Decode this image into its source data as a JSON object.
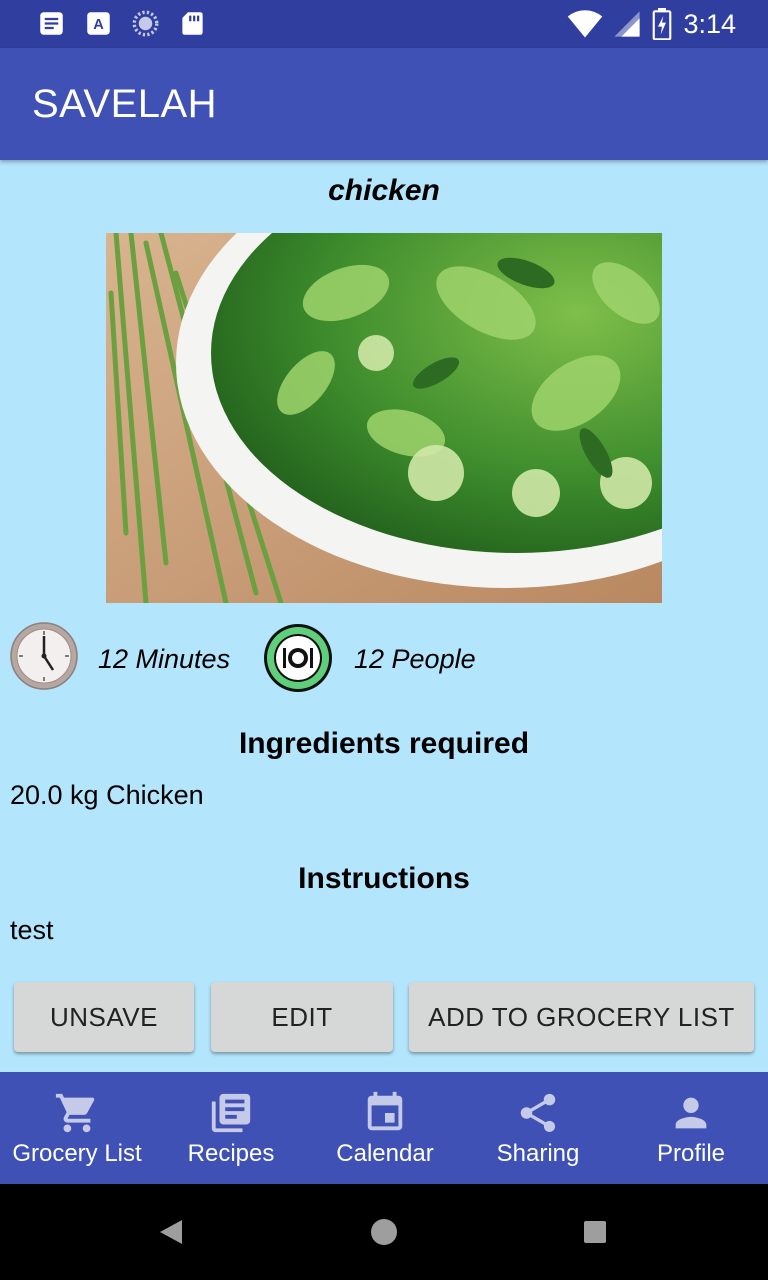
{
  "status_bar": {
    "time": "3:14",
    "left_icons": [
      "notes-icon",
      "font-download-icon",
      "sync-spinner-icon",
      "sd-card-icon"
    ],
    "right_icons": [
      "wifi-icon",
      "cell-signal-icon",
      "battery-charging-icon"
    ]
  },
  "app_bar": {
    "title": "SAVELAH"
  },
  "recipe": {
    "title": "chicken",
    "time": "12 Minutes",
    "servings": "12 People"
  },
  "ingredients": {
    "heading": "Ingredients required",
    "items": [
      "20.0 kg Chicken"
    ]
  },
  "instructions": {
    "heading": "Instructions",
    "text": "test"
  },
  "actions": {
    "unsave_label": "UNSAVE",
    "edit_label": "EDIT",
    "add_label": "ADD TO GROCERY LIST"
  },
  "bottom_nav": {
    "items": [
      {
        "label": "Grocery List",
        "icon": "cart-icon"
      },
      {
        "label": "Recipes",
        "icon": "recipes-icon"
      },
      {
        "label": "Calendar",
        "icon": "calendar-icon"
      },
      {
        "label": "Sharing",
        "icon": "share-icon"
      },
      {
        "label": "Profile",
        "icon": "person-icon"
      }
    ]
  },
  "colors": {
    "status_bar": "#303f9f",
    "app_bar": "#3f51b5",
    "background": "#b3e5fc",
    "button": "#d6d7d7"
  }
}
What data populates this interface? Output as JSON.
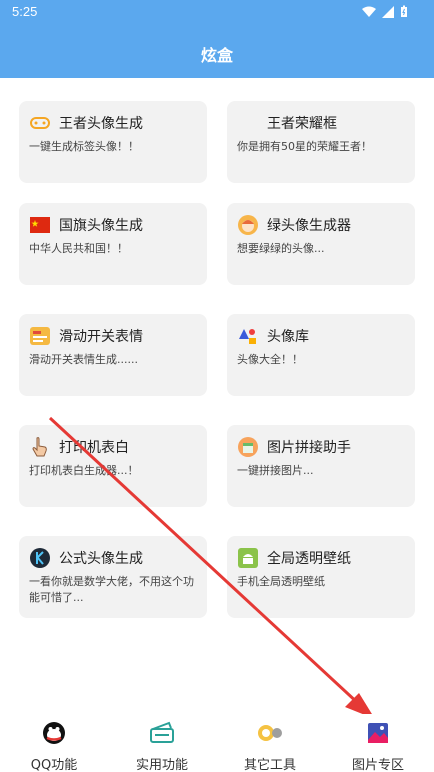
{
  "status_bar": {
    "time": "5:25"
  },
  "header": {
    "title": "炫盒"
  },
  "cards": [
    {
      "title": "王者头像生成",
      "desc": "一键生成标签头像！！"
    },
    {
      "title": "王者荣耀框",
      "desc": "你是拥有50星的荣耀王者！"
    },
    {
      "title": "国旗头像生成",
      "desc": "中华人民共和国！！"
    },
    {
      "title": "绿头像生成器",
      "desc": "想要绿绿的头像..."
    },
    {
      "title": "滑动开关表情",
      "desc": "滑动开关表情生成......"
    },
    {
      "title": "头像库",
      "desc": "头像大全！！"
    },
    {
      "title": "打印机表白",
      "desc": "打印机表白生成器...！"
    },
    {
      "title": "图片拼接助手",
      "desc": "一键拼接图片..."
    },
    {
      "title": "公式头像生成",
      "desc": "一看你就是数学大佬，不用这个功能可惜了..."
    },
    {
      "title": "全局透明壁纸",
      "desc": "手机全局透明壁纸"
    }
  ],
  "tabs": [
    {
      "label": "QQ功能"
    },
    {
      "label": "实用功能"
    },
    {
      "label": "其它工具"
    },
    {
      "label": "图片专区"
    }
  ],
  "colors": {
    "header_bg": "#5ba8ee",
    "card_bg": "#f2f2f2",
    "arrow": "#e53935"
  }
}
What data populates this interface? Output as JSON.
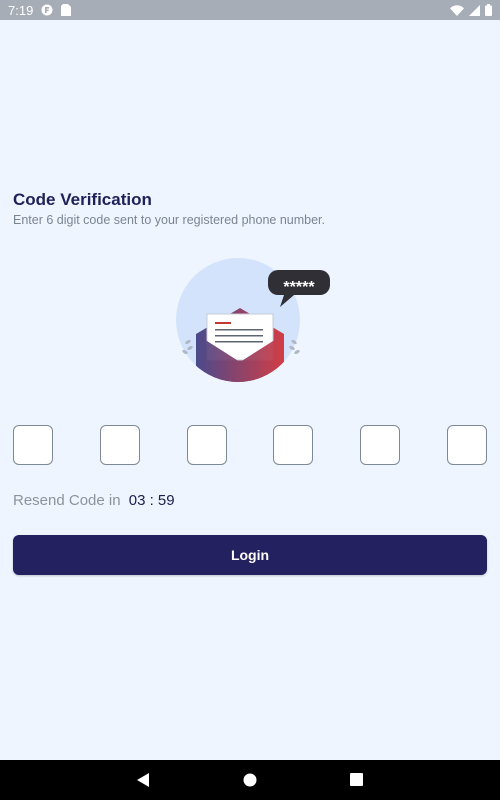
{
  "status_bar": {
    "time": "7:19",
    "icons": [
      "fire-app-icon",
      "sim-card-icon",
      "wifi-icon",
      "signal-icon",
      "battery-icon"
    ]
  },
  "verification": {
    "title": "Code Verification",
    "subtitle": "Enter 6 digit code sent to your registered phone number.",
    "illustration_mask": "*****",
    "otp_boxes": [
      "",
      "",
      "",
      "",
      "",
      ""
    ],
    "resend_label": "Resend Code in",
    "timer": "03 : 59",
    "login_label": "Login"
  },
  "nav_bar": {
    "icons": [
      "back-icon",
      "home-icon",
      "recents-icon"
    ]
  },
  "colors": {
    "background": "#eef5ff",
    "title": "#1f2158",
    "button": "#242161",
    "status_bar": "#a7adb7"
  }
}
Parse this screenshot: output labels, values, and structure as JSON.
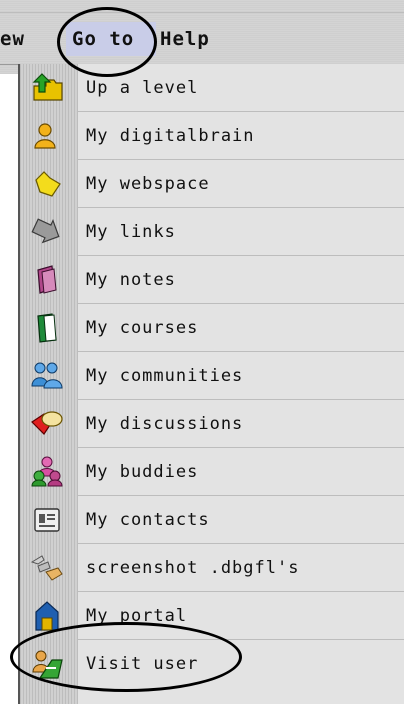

• Task details: Each entry shown above must be quoted exactly, with its pictures left out.

• Response below:
Decode this image into its source data as a JSON object.
{
  "status_bar": {
    "time": "3:14",
    "left_icons": [
      "notes-icon",
      "font-download-icon",
      "sync-spinner-icon",
      "sd-card-icon"
    ],
    "right_icons": [
      "wifi-icon",
      "cell-signal-icon",
      "battery-charging-icon"
    ]
  },
  "app_bar": {
    "title": "SAVELAH"
  },
  "recipe": {
    "title": "chicken",
    "time": "12 Minutes",
    "servings": "12 People"
  },
  "ingredients": {
    "heading": "Ingredients required",
    "items": [
      "20.0 kg Chicken"
    ]
  },
  "instructions": {
    "heading": "Instructions",
    "text": "test"
  },
  "actions": {
    "unsave_label": "UNSAVE",
    "edit_label": "EDIT",
    "add_label": "ADD TO GROCERY LIST"
  },
  "bottom_nav": {
    "items": [
      {
        "label": "Grocery List",
        "icon": "cart-icon"
      },
      {
        "label": "Recipes",
        "icon": "recipes-icon"
      },
      {
        "label": "Calendar",
        "icon": "calendar-icon"
      },
      {
        "label": "Sharing",
        "icon": "share-icon"
      },
      {
        "label": "Profile",
        "icon": "person-icon"
      }
    ]
  },
  "colors": {
    "status_bar": "#303f9f",
    "app_bar": "#3f51b5",
    "background": "#b3e5fc",
    "button": "#d6d7d7"
  }
}
What data populates this interface? Output as JSON.
{
  "status_bar": {
    "time": "5:25"
  },
  "header": {
    "title": "炫盒"
  },
  "cards": [
    {
      "title": "王者头像生成",
      "desc": "一键生成标签头像！！"
    },
    {
      "title": "王者荣耀框",
      "desc": "你是拥有50星的荣耀王者！"
    },
    {
      "title": "国旗头像生成",
      "desc": "中华人民共和国！！"
    },
    {
      "title": "绿头像生成器",
      "desc": "想要绿绿的头像..."
    },
    {
      "title": "滑动开关表情",
      "desc": "滑动开关表情生成......"
    },
    {
      "title": "头像库",
      "desc": "头像大全！！"
    },
    {
      "title": "打印机表白",
      "desc": "打印机表白生成器...！"
    },
    {
      "title": "图片拼接助手",
      "desc": "一键拼接图片..."
    },
    {
      "title": "公式头像生成",
      "desc": "一看你就是数学大佬，不用这个功能可惜了..."
    },
    {
      "title": "全局透明壁纸",
      "desc": "手机全局透明壁纸"
    }
  ],
  "tabs": [
    {
      "label": "QQ功能"
    },
    {
      "label": "实用功能"
    },
    {
      "label": "其它工具"
    },
    {
      "label": "图片专区"
    }
  ],
  "colors": {
    "header_bg": "#5ba8ee",
    "card_bg": "#f2f2f2",
    "arrow": "#e53935"
  }
}
What data populates this interface? Output as JSON.
{
  "status_bar": {
    "time": "7:19",
    "icons": [
      "fire-app-icon",
      "sim-card-icon",
      "wifi-icon",
      "signal-icon",
      "battery-icon"
    ]
  },
  "verification": {
    "title": "Code Verification",
    "subtitle": "Enter 6 digit code sent to your registered phone number.",
    "illustration_mask": "*****",
    "otp_boxes": [
      "",
      "",
      "",
      "",
      "",
      ""
    ],
    "resend_label": "Resend Code in",
    "timer": "03 : 59",
    "login_label": "Login"
  },
  "nav_bar": {
    "icons": [
      "back-icon",
      "home-icon",
      "recents-icon"
    ]
  },
  "colors": {
    "background": "#eef5ff",
    "title": "#1f2158",
    "button": "#242161",
    "status_bar": "#a7adb7"
  }
}
Parse this screenshot: output labels, values, and structure as JSON.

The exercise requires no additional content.